● SUPPLIED RECORDS:
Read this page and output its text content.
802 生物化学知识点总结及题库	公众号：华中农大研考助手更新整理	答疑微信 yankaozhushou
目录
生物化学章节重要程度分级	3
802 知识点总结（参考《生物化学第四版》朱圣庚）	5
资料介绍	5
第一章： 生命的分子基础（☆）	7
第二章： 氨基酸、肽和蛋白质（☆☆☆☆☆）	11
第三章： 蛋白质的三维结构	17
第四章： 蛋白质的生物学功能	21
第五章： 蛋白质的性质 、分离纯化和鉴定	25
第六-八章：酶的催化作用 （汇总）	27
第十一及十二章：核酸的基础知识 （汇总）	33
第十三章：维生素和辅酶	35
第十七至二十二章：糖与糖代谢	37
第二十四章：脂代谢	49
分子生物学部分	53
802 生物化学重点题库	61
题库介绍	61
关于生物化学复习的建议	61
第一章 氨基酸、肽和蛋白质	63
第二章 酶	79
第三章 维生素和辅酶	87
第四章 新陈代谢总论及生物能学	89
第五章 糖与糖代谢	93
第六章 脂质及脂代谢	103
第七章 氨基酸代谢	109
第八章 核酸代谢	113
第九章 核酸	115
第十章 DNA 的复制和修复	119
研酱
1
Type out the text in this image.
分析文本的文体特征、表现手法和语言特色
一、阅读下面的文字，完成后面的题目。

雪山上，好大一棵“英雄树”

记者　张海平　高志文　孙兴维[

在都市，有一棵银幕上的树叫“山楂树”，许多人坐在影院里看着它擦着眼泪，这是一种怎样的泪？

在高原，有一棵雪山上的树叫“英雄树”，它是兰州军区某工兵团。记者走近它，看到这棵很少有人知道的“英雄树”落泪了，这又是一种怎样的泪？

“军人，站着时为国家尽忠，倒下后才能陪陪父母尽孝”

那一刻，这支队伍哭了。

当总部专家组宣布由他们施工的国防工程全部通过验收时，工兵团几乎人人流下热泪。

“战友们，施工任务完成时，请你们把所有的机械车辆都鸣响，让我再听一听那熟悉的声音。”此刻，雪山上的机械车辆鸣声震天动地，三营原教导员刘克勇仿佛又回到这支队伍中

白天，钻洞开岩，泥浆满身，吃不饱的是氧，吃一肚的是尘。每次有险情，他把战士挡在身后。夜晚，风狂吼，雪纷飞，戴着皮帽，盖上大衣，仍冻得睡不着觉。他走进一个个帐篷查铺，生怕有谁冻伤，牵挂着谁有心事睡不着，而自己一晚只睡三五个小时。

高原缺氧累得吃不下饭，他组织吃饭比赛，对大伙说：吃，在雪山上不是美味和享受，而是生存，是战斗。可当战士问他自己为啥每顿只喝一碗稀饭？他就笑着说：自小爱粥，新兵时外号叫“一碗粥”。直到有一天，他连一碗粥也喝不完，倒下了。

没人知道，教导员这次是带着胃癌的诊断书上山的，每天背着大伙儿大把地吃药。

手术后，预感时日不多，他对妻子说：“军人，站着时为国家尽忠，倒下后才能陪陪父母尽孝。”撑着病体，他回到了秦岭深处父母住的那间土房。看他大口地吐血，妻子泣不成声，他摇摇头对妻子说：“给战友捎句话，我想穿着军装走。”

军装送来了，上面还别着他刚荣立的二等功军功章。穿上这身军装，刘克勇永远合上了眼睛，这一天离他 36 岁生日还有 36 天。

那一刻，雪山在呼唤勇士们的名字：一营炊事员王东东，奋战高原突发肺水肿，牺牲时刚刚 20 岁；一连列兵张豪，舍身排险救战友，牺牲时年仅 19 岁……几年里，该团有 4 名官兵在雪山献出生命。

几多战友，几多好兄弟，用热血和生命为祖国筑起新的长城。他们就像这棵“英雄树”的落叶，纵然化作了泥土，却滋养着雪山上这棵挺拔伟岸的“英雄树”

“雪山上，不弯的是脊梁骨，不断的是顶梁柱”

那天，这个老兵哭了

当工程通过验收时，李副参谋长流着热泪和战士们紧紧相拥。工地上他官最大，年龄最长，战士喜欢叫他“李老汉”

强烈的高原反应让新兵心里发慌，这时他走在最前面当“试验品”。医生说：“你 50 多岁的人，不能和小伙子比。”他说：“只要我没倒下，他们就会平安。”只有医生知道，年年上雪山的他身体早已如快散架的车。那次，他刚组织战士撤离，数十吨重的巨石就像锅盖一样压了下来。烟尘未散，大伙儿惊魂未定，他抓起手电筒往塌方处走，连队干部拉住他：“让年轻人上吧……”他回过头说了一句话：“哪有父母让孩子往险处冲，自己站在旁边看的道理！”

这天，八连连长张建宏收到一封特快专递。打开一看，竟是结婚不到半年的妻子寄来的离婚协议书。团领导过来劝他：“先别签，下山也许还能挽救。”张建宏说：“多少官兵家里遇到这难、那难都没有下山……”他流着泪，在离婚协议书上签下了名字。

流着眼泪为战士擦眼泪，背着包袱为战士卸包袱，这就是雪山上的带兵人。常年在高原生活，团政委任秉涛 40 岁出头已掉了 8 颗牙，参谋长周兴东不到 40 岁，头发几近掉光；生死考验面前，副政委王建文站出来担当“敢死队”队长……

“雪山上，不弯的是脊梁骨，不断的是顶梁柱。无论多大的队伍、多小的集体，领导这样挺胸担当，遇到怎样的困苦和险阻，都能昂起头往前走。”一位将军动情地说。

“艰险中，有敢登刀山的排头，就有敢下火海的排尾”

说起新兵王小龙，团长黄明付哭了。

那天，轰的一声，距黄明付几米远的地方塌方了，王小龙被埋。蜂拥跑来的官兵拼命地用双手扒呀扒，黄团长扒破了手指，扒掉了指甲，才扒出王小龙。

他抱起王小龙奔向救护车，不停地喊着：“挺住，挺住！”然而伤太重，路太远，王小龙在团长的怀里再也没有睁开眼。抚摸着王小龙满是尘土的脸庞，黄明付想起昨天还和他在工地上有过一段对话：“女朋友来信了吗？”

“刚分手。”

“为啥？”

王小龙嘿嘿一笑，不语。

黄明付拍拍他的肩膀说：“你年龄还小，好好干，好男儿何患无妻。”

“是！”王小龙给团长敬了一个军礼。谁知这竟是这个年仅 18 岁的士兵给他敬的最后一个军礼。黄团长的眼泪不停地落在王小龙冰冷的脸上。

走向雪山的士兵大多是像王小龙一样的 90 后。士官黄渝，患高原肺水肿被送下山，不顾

● STATED PROBLEM: Reproduce the data in its entirety, matching each character.

● WRITTEN SOLUTION:
Read this page and output its text content.
802 生物化学知识点总结及题库	公众号：华中农大研考助手更新整理	答疑微信 yankaozhushou
目录
生物化学章节重要程度分级	3
802 知识点总结（参考《生物化学第四版》朱圣庚）	5
资料介绍	5
第一章： 生命的分子基础（☆）	7
第二章： 氨基酸、肽和蛋白质（☆☆☆☆☆）	11
第三章： 蛋白质的三维结构	17
第四章： 蛋白质的生物学功能	21
第五章： 蛋白质的性质 、分离纯化和鉴定	25
第六-八章：酶的催化作用 （汇总）	27
第十一及十二章：核酸的基础知识 （汇总）	33
第十三章：维生素和辅酶	35
第十七至二十二章：糖与糖代谢	37
第二十四章：脂代谢	49
分子生物学部分	53
802 生物化学重点题库	61
题库介绍	61
关于生物化学复习的建议	61
第一章 氨基酸、肽和蛋白质	63
第二章 酶	79
第三章 维生素和辅酶	87
第四章 新陈代谢总论及生物能学	89
第五章 糖与糖代谢	93
第六章 脂质及脂代谢	103
第七章 氨基酸代谢	109
第八章 核酸代谢	113
第九章 核酸	115
第十章 DNA 的复制和修复	119
研酱
1
Type out the text in this image.
分析文本的文体特征、表现手法和语言特色
一、阅读下面的文字，完成后面的题目。

雪山上，好大一棵“英雄树”

记者　张海平　高志文　孙兴维[

在都市，有一棵银幕上的树叫“山楂树”，许多人坐在影院里看着它擦着眼泪，这是一种怎样的泪？

在高原，有一棵雪山上的树叫“英雄树”，它是兰州军区某工兵团。记者走近它，看到这棵很少有人知道的“英雄树”落泪了，这又是一种怎样的泪？

“军人，站着时为国家尽忠，倒下后才能陪陪父母尽孝”

那一刻，这支队伍哭了。

当总部专家组宣布由他们施工的国防工程全部通过验收时，工兵团几乎人人流下热泪。

“战友们，施工任务完成时，请你们把所有的机械车辆都鸣响，让我再听一听那熟悉的声音。”此刻，雪山上的机械车辆鸣声震天动地，三营原教导员刘克勇仿佛又回到这支队伍中

白天，钻洞开岩，泥浆满身，吃不饱的是氧，吃一肚的是尘。每次有险情，他把战士挡在身后。夜晚，风狂吼，雪纷飞，戴着皮帽，盖上大衣，仍冻得睡不着觉。他走进一个个帐篷查铺，生怕有谁冻伤，牵挂着谁有心事睡不着，而自己一晚只睡三五个小时。

高原缺氧累得吃不下饭，他组织吃饭比赛，对大伙说：吃，在雪山上不是美味和享受，而是生存，是战斗。可当战士问他自己为啥每顿只喝一碗稀饭？他就笑着说：自小爱粥，新兵时外号叫“一碗粥”。直到有一天，他连一碗粥也喝不完，倒下了。

没人知道，教导员这次是带着胃癌的诊断书上山的，每天背着大伙儿大把地吃药。

手术后，预感时日不多，他对妻子说：“军人，站着时为国家尽忠，倒下后才能陪陪父母尽孝。”撑着病体，他回到了秦岭深处父母住的那间土房。看他大口地吐血，妻子泣不成声，他摇摇头对妻子说：“给战友捎句话，我想穿着军装走。”

军装送来了，上面还别着他刚荣立的二等功军功章。穿上这身军装，刘克勇永远合上了眼睛，这一天离他 36 岁生日还有 36 天。

那一刻，雪山在呼唤勇士们的名字：一营炊事员王东东，奋战高原突发肺水肿，牺牲时刚刚 20 岁；一连列兵张豪，舍身排险救战友，牺牲时年仅 19 岁……几年里，该团有 4 名官兵在雪山献出生命。

几多战友，几多好兄弟，用热血和生命为祖国筑起新的长城。他们就像这棵“英雄树”的落叶，纵然化作了泥土，却滋养着雪山上这棵挺拔伟岸的“英雄树”

“雪山上，不弯的是脊梁骨，不断的是顶梁柱”

那天，这个老兵哭了

当工程通过验收时，李副参谋长流着热泪和战士们紧紧相拥。工地上他官最大，年龄最长，战士喜欢叫他“李老汉”

强烈的高原反应让新兵心里发慌，这时他走在最前面当“试验品”。医生说：“你 50 多岁的人，不能和小伙子比。”他说：“只要我没倒下，他们就会平安。”只有医生知道，年年上雪山的他身体早已如快散架的车。那次，他刚组织战士撤离，数十吨重的巨石就像锅盖一样压了下来。烟尘未散，大伙儿惊魂未定，他抓起手电筒往塌方处走，连队干部拉住他：“让年轻人上吧……”他回过头说了一句话：“哪有父母让孩子往险处冲，自己站在旁边看的道理！”

这天，八连连长张建宏收到一封特快专递。打开一看，竟是结婚不到半年的妻子寄来的离婚协议书。团领导过来劝他：“先别签，下山也许还能挽救。”张建宏说：“多少官兵家里遇到这难、那难都没有下山……”他流着泪，在离婚协议书上签下了名字。

流着眼泪为战士擦眼泪，背着包袱为战士卸包袱，这就是雪山上的带兵人。常年在高原生活，团政委任秉涛 40 岁出头已掉了 8 颗牙，参谋长周兴东不到 40 岁，头发几近掉光；生死考验面前，副政委王建文站出来担当“敢死队”队长……

“雪山上，不弯的是脊梁骨，不断的是顶梁柱。无论多大的队伍、多小的集体，领导这样挺胸担当，遇到怎样的困苦和险阻，都能昂起头往前走。”一位将军动情地说。

“艰险中，有敢登刀山的排头，就有敢下火海的排尾”

说起新兵王小龙，团长黄明付哭了。

那天，轰的一声，距黄明付几米远的地方塌方了，王小龙被埋。蜂拥跑来的官兵拼命地用双手扒呀扒，黄团长扒破了手指，扒掉了指甲，才扒出王小龙。

他抱起王小龙奔向救护车，不停地喊着：“挺住，挺住！”然而伤太重，路太远，王小龙在团长的怀里再也没有睁开眼。抚摸着王小龙满是尘土的脸庞，黄明付想起昨天还和他在工地上有过一段对话：“女朋友来信了吗？”

“刚分手。”

“为啥？”

王小龙嘿嘿一笑，不语。

黄明付拍拍他的肩膀说：“你年龄还小，好好干，好男儿何患无妻。”

“是！”王小龙给团长敬了一个军礼。谁知这竟是这个年仅 18 岁的士兵给他敬的最后一个军礼。黄团长的眼泪不停地落在王小龙冰冷的脸上。

走向雪山的士兵大多是像王小龙一样的 90 后。士官黄渝，患高原肺水肿被送下山，不顾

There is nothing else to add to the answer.